• Written problem:
Pictures should be excluded; otherwise, copy every entry exactly.

• Information shown:

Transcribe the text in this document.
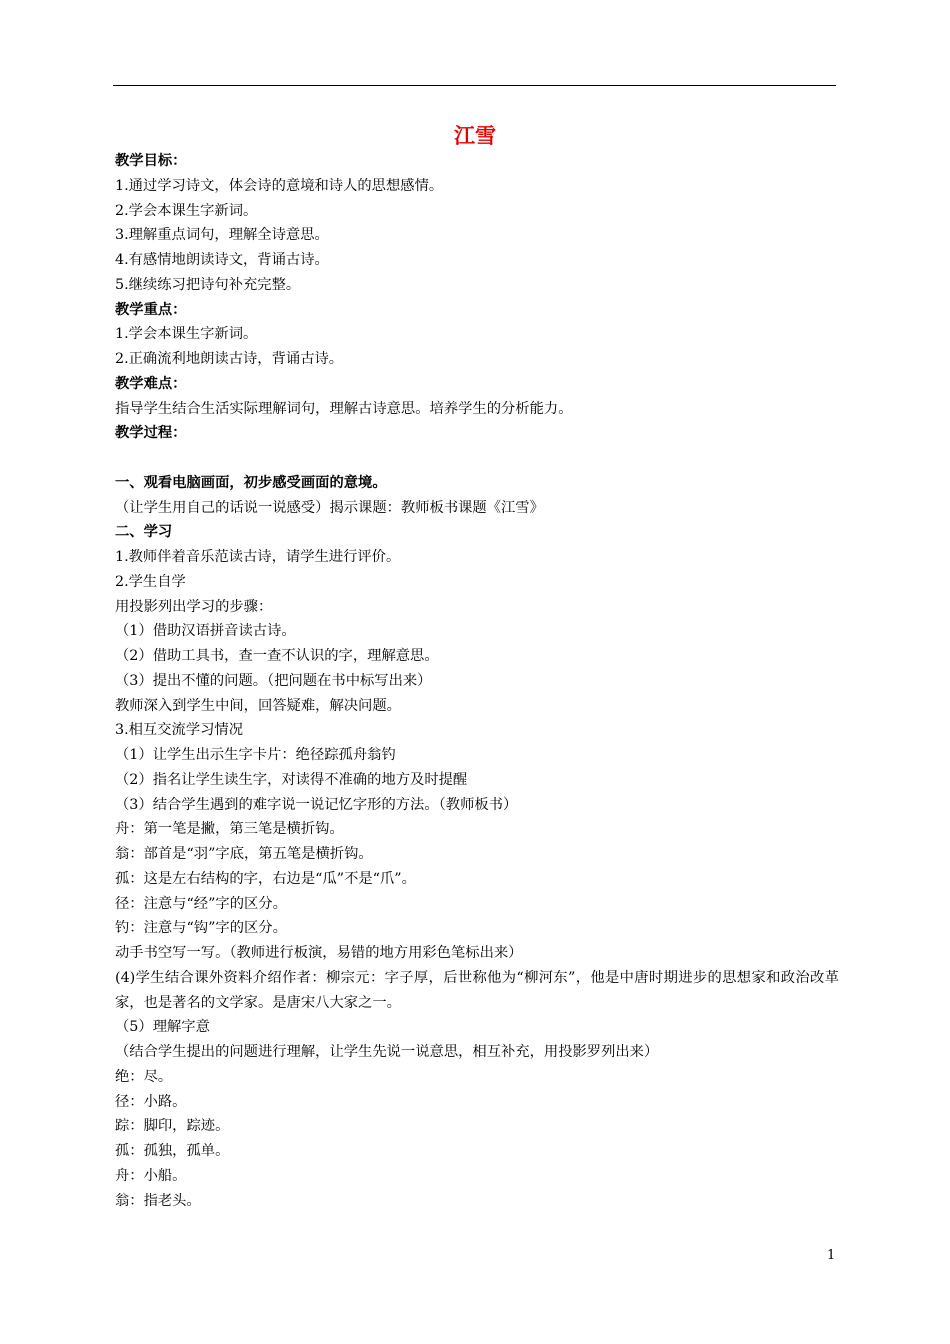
江雪
教学目标：
1.通过学习诗文，体会诗的意境和诗人的思想感情。
2.学会本课生字新词。
3.理解重点词句，理解全诗意思。
4.有感情地朗读诗文，背诵古诗。
5.继续练习把诗句补充完整。
教学重点：
1.学会本课生字新词。
2.正确流利地朗读古诗，背诵古诗。
教学难点：
指导学生结合生活实际理解词句，理解古诗意思。培养学生的分析能力。
教学过程：
一、观看电脑画面，初步感受画面的意境。
（让学生用自己的话说一说感受）揭示课题：教师板书课题《江雪》
二、学习
1.教师伴着音乐范读古诗，请学生进行评价。
2.学生自学
用投影列出学习的步骤：
（1）借助汉语拼音读古诗。
（2）借助工具书，查一查不认识的字，理解意思。
（3）提出不懂的问题。（把问题在书中标写出来）
教师深入到学生中间，回答疑难，解决问题。
3.相互交流学习情况
（1）让学生出示生字卡片：绝径踪孤舟翁钓
（2）指名让学生读生字，对读得不准确的地方及时提醒
（3）结合学生遇到的难字说一说记忆字形的方法。（教师板书）
舟：第一笔是撇，第三笔是横折钩。
翁：部首是“羽”字底，第五笔是横折钩。
孤：这是左右结构的字，右边是“瓜”不是“爪”。
径：注意与“经”字的区分。
钓：注意与“钩”字的区分。
动手书空写一写。（教师进行板演，易错的地方用彩色笔标出来）
(4)学生结合课外资料介绍作者：柳宗元：字子厚，后世称他为“柳河东”，他是中唐时期进步的思想家和政治改革家，也是著名的文学家。是唐宋八大家之一。
（5）理解字意
（结合学生提出的问题进行理解，让学生先说一说意思，相互补充，用投影罗列出来）
绝：尽。
径：小路。
踪：脚印，踪迹。
孤：孤独，孤单。
舟：小船。
翁：指老头。
1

• Result of the exercise:
Transcribe the text in this document.
江雪
教学目标：
1.通过学习诗文，体会诗的意境和诗人的思想感情。
2.学会本课生字新词。
3.理解重点词句，理解全诗意思。
4.有感情地朗读诗文，背诵古诗。
5.继续练习把诗句补充完整。
教学重点：
1.学会本课生字新词。
2.正确流利地朗读古诗，背诵古诗。
教学难点：
指导学生结合生活实际理解词句，理解古诗意思。培养学生的分析能力。
教学过程：
一、观看电脑画面，初步感受画面的意境。
（让学生用自己的话说一说感受）揭示课题：教师板书课题《江雪》
二、学习
1.教师伴着音乐范读古诗，请学生进行评价。
2.学生自学
用投影列出学习的步骤：
（1）借助汉语拼音读古诗。
（2）借助工具书，查一查不认识的字，理解意思。
（3）提出不懂的问题。（把问题在书中标写出来）
教师深入到学生中间，回答疑难，解决问题。
3.相互交流学习情况
（1）让学生出示生字卡片：绝径踪孤舟翁钓
（2）指名让学生读生字，对读得不准确的地方及时提醒
（3）结合学生遇到的难字说一说记忆字形的方法。（教师板书）
舟：第一笔是撇，第三笔是横折钩。
翁：部首是“羽”字底，第五笔是横折钩。
孤：这是左右结构的字，右边是“瓜”不是“爪”。
径：注意与“经”字的区分。
钓：注意与“钩”字的区分。
动手书空写一写。（教师进行板演，易错的地方用彩色笔标出来）
(4)学生结合课外资料介绍作者：柳宗元：字子厚，后世称他为“柳河东”，他是中唐时期进步的思想家和政治改革家，也是著名的文学家。是唐宋八大家之一。
（5）理解字意
（结合学生提出的问题进行理解，让学生先说一说意思，相互补充，用投影罗列出来）
绝：尽。
径：小路。
踪：脚印，踪迹。
孤：孤独，孤单。
舟：小船。
翁：指老头。
1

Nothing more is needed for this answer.